**Work instructions**: Write out the full set of records below exactly.

**Records for this exercise**:
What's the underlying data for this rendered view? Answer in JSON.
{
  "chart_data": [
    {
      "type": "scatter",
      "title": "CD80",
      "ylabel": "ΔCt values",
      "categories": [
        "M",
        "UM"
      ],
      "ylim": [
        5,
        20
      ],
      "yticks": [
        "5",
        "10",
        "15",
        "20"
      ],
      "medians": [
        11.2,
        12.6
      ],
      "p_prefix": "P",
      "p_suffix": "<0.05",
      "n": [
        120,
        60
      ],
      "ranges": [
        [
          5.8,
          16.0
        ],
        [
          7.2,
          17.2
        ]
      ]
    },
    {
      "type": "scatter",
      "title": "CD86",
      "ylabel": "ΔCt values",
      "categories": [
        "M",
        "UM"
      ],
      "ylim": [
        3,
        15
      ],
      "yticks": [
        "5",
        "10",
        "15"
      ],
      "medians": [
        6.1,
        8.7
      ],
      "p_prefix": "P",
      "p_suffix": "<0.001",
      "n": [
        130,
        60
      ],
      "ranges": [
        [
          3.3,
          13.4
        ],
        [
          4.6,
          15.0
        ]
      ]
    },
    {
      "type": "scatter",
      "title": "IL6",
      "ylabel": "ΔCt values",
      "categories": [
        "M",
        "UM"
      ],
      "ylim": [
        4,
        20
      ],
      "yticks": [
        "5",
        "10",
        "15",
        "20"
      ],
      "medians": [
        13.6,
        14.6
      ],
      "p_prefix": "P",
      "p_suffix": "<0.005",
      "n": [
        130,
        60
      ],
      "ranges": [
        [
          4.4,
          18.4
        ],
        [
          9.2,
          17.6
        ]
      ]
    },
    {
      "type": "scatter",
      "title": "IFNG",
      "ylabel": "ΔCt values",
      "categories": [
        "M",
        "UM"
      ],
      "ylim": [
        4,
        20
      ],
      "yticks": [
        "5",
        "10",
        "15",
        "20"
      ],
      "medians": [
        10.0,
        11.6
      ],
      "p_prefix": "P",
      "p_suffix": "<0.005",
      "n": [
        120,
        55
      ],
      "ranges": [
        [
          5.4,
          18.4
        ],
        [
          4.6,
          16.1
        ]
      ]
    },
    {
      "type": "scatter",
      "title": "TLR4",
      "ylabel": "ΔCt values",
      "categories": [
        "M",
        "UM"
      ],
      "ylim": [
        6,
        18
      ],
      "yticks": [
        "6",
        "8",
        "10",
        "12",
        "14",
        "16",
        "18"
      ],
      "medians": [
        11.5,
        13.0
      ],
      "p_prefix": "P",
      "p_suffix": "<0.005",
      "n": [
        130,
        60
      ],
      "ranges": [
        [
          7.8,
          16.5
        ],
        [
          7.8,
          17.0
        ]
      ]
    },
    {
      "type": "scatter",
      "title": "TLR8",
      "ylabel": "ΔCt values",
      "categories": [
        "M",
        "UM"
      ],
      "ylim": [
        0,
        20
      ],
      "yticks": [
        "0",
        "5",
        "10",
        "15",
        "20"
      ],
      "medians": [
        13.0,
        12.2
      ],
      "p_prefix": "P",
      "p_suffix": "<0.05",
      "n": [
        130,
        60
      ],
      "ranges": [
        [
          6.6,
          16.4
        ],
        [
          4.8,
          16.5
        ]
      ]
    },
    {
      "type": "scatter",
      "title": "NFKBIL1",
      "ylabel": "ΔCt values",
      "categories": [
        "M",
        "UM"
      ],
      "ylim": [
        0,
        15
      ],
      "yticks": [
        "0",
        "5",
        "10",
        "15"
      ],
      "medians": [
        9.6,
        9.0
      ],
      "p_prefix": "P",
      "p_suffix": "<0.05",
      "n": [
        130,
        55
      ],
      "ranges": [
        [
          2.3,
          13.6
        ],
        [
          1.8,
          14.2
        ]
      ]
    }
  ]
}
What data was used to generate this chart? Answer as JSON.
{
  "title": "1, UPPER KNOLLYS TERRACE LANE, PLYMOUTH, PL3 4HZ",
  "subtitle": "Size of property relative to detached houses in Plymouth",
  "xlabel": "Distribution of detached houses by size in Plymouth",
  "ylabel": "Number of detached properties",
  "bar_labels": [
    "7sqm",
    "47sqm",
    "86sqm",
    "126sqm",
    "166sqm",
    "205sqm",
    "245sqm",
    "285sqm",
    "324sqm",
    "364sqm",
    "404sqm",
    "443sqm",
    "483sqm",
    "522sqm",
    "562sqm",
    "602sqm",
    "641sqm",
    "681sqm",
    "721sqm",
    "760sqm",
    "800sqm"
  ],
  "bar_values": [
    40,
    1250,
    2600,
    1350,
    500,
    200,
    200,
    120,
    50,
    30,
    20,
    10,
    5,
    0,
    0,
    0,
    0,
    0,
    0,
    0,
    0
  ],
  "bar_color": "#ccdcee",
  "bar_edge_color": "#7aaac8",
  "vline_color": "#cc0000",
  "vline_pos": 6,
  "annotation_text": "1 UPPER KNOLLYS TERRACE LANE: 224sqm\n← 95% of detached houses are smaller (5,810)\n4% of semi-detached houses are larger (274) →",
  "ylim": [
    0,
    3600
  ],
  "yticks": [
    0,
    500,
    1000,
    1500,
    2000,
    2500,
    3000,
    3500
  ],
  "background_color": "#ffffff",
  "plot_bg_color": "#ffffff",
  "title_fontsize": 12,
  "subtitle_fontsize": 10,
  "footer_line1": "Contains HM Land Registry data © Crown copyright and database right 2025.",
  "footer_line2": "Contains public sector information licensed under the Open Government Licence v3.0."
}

**Answer for this exercise**:
What's the underlying data for this rendered view? Answer in JSON.
{
  "chart_data": [
    {
      "type": "scatter",
      "title": "CD80",
      "ylabel": "ΔCt values",
      "categories": [
        "M",
        "UM"
      ],
      "ylim": [
        5,
        20
      ],
      "yticks": [
        "5",
        "10",
        "15",
        "20"
      ],
      "medians": [
        11.2,
        12.6
      ],
      "p_prefix": "P",
      "p_suffix": "<0.05",
      "n": [
        120,
        60
      ],
      "ranges": [
        [
          5.8,
          16.0
        ],
        [
          7.2,
          17.2
        ]
      ]
    },
    {
      "type": "scatter",
      "title": "CD86",
      "ylabel": "ΔCt values",
      "categories": [
        "M",
        "UM"
      ],
      "ylim": [
        3,
        15
      ],
      "yticks": [
        "5",
        "10",
        "15"
      ],
      "medians": [
        6.1,
        8.7
      ],
      "p_prefix": "P",
      "p_suffix": "<0.001",
      "n": [
        130,
        60
      ],
      "ranges": [
        [
          3.3,
          13.4
        ],
        [
          4.6,
          15.0
        ]
      ]
    },
    {
      "type": "scatter",
      "title": "IL6",
      "ylabel": "ΔCt values",
      "categories": [
        "M",
        "UM"
      ],
      "ylim": [
        4,
        20
      ],
      "yticks": [
        "5",
        "10",
        "15",
        "20"
      ],
      "medians": [
        13.6,
        14.6
      ],
      "p_prefix": "P",
      "p_suffix": "<0.005",
      "n": [
        130,
        60
      ],
      "ranges": [
        [
          4.4,
          18.4
        ],
        [
          9.2,
          17.6
        ]
      ]
    },
    {
      "type": "scatter",
      "title": "IFNG",
      "ylabel": "ΔCt values",
      "categories": [
        "M",
        "UM"
      ],
      "ylim": [
        4,
        20
      ],
      "yticks": [
        "5",
        "10",
        "15",
        "20"
      ],
      "medians": [
        10.0,
        11.6
      ],
      "p_prefix": "P",
      "p_suffix": "<0.005",
      "n": [
        120,
        55
      ],
      "ranges": [
        [
          5.4,
          18.4
        ],
        [
          4.6,
          16.1
        ]
      ]
    },
    {
      "type": "scatter",
      "title": "TLR4",
      "ylabel": "ΔCt values",
      "categories": [
        "M",
        "UM"
      ],
      "ylim": [
        6,
        18
      ],
      "yticks": [
        "6",
        "8",
        "10",
        "12",
        "14",
        "16",
        "18"
      ],
      "medians": [
        11.5,
        13.0
      ],
      "p_prefix": "P",
      "p_suffix": "<0.005",
      "n": [
        130,
        60
      ],
      "ranges": [
        [
          7.8,
          16.5
        ],
        [
          7.8,
          17.0
        ]
      ]
    },
    {
      "type": "scatter",
      "title": "TLR8",
      "ylabel": "ΔCt values",
      "categories": [
        "M",
        "UM"
      ],
      "ylim": [
        0,
        20
      ],
      "yticks": [
        "0",
        "5",
        "10",
        "15",
        "20"
      ],
      "medians": [
        13.0,
        12.2
      ],
      "p_prefix": "P",
      "p_suffix": "<0.05",
      "n": [
        130,
        60
      ],
      "ranges": [
        [
          6.6,
          16.4
        ],
        [
          4.8,
          16.5
        ]
      ]
    },
    {
      "type": "scatter",
      "title": "NFKBIL1",
      "ylabel": "ΔCt values",
      "categories": [
        "M",
        "UM"
      ],
      "ylim": [
        0,
        15
      ],
      "yticks": [
        "0",
        "5",
        "10",
        "15"
      ],
      "medians": [
        9.6,
        9.0
      ],
      "p_prefix": "P",
      "p_suffix": "<0.05",
      "n": [
        130,
        55
      ],
      "ranges": [
        [
          2.3,
          13.6
        ],
        [
          1.8,
          14.2
        ]
      ]
    }
  ]
}
What data was used to generate this chart? Answer as JSON.
{
  "title": "1, UPPER KNOLLYS TERRACE LANE, PLYMOUTH, PL3 4HZ",
  "subtitle": "Size of property relative to detached houses in Plymouth",
  "xlabel": "Distribution of detached houses by size in Plymouth",
  "ylabel": "Number of detached properties",
  "bar_labels": [
    "7sqm",
    "47sqm",
    "86sqm",
    "126sqm",
    "166sqm",
    "205sqm",
    "245sqm",
    "285sqm",
    "324sqm",
    "364sqm",
    "404sqm",
    "443sqm",
    "483sqm",
    "522sqm",
    "562sqm",
    "602sqm",
    "641sqm",
    "681sqm",
    "721sqm",
    "760sqm",
    "800sqm"
  ],
  "bar_values": [
    40,
    1250,
    2600,
    1350,
    500,
    200,
    200,
    120,
    50,
    30,
    20,
    10,
    5,
    0,
    0,
    0,
    0,
    0,
    0,
    0,
    0
  ],
  "bar_color": "#ccdcee",
  "bar_edge_color": "#7aaac8",
  "vline_color": "#cc0000",
  "vline_pos": 6,
  "annotation_text": "1 UPPER KNOLLYS TERRACE LANE: 224sqm\n← 95% of detached houses are smaller (5,810)\n4% of semi-detached houses are larger (274) →",
  "ylim": [
    0,
    3600
  ],
  "yticks": [
    0,
    500,
    1000,
    1500,
    2000,
    2500,
    3000,
    3500
  ],
  "background_color": "#ffffff",
  "plot_bg_color": "#ffffff",
  "title_fontsize": 12,
  "subtitle_fontsize": 10,
  "footer_line1": "Contains HM Land Registry data © Crown copyright and database right 2025.",
  "footer_line2": "Contains public sector information licensed under the Open Government Licence v3.0."
}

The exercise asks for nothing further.